— Begin PROVIDED DATA —

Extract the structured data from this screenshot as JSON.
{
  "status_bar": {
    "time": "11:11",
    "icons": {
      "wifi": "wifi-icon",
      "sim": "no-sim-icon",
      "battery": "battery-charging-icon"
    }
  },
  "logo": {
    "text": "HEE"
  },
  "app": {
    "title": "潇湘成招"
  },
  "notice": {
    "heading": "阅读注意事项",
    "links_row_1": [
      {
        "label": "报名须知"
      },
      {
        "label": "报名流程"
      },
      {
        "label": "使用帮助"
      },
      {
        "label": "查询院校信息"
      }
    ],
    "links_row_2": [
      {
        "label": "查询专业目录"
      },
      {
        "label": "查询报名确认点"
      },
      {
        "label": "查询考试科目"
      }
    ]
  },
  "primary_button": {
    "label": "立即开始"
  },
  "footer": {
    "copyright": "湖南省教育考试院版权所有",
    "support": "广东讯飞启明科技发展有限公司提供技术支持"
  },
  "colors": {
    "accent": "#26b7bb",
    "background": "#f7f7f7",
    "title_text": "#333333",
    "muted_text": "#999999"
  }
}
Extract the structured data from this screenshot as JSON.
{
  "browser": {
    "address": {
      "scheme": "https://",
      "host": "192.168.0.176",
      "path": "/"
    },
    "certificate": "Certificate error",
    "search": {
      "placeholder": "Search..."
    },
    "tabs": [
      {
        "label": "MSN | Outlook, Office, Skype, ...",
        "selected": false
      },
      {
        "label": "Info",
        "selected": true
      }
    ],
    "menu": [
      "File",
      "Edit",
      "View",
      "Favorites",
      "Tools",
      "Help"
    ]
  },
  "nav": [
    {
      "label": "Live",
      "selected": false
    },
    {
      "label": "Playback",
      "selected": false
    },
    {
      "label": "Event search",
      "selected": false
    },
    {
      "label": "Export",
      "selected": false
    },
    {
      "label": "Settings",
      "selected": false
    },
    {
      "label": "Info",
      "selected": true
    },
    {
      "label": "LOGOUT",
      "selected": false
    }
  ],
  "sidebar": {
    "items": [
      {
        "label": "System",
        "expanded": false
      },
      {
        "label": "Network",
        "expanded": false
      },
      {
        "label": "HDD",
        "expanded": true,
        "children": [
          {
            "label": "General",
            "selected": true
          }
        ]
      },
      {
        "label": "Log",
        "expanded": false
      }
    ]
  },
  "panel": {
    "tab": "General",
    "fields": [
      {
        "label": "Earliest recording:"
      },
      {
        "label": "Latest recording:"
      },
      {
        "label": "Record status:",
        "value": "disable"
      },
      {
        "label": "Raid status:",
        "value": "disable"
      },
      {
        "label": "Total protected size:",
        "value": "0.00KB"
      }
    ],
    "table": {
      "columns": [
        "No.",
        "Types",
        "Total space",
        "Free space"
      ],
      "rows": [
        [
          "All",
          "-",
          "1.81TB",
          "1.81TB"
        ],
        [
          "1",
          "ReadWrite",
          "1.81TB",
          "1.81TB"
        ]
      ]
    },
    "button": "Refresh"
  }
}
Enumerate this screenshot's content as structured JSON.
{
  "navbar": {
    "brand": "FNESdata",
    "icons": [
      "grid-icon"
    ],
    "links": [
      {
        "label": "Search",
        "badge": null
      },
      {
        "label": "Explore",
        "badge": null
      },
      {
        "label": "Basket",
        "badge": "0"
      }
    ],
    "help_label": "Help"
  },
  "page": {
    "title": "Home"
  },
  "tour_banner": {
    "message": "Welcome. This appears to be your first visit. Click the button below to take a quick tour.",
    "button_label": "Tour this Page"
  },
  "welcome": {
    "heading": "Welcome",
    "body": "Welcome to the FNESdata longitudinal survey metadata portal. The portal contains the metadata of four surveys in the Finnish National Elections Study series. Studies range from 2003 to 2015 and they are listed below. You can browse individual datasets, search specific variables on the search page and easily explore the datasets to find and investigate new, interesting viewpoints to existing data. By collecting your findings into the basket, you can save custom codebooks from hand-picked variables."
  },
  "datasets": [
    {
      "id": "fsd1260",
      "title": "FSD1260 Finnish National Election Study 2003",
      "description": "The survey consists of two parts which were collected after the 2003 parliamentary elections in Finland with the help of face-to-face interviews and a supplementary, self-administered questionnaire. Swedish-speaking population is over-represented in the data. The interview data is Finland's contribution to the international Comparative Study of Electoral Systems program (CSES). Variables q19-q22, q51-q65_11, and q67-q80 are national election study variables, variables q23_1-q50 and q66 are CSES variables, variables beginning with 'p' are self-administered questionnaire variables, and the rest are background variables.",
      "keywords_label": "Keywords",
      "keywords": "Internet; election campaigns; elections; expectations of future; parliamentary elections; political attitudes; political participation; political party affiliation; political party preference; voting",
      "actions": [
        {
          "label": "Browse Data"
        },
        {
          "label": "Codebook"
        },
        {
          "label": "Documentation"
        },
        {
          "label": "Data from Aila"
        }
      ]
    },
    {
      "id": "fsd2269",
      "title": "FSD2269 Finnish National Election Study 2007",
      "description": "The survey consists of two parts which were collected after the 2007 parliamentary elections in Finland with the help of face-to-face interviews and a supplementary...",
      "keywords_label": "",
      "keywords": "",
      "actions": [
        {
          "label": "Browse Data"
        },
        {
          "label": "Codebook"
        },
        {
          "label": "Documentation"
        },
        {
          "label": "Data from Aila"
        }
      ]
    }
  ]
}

— End PROVIDED DATA —

**TASK DIRECTIONS**
Where a line contains "interviews", copy that line.

**RESPONSE TO THIS EXERCISE**
      "description": "The survey consists of two parts which were collected after the 2003 parliamentary elections in Finland with the help of face-to-face interviews and a supplementary, self-administered questionnaire. Swedish-speaking population is over-represented in the data. The interview data is Finland's contribution to the international Comparative Study of Electoral Systems program (CSES). Variables q19-q22, q51-q65_11, and q67-q80 are national election study variables, variables q23_1-q50 and q66 are CSES variables, variables beginning with 'p' are self-administered questionnaire variables, and the rest are background variables.",
      "description": "The survey consists of two parts which were collected after the 2007 parliamentary elections in Finland with the help of face-to-face interviews and a supplementary...",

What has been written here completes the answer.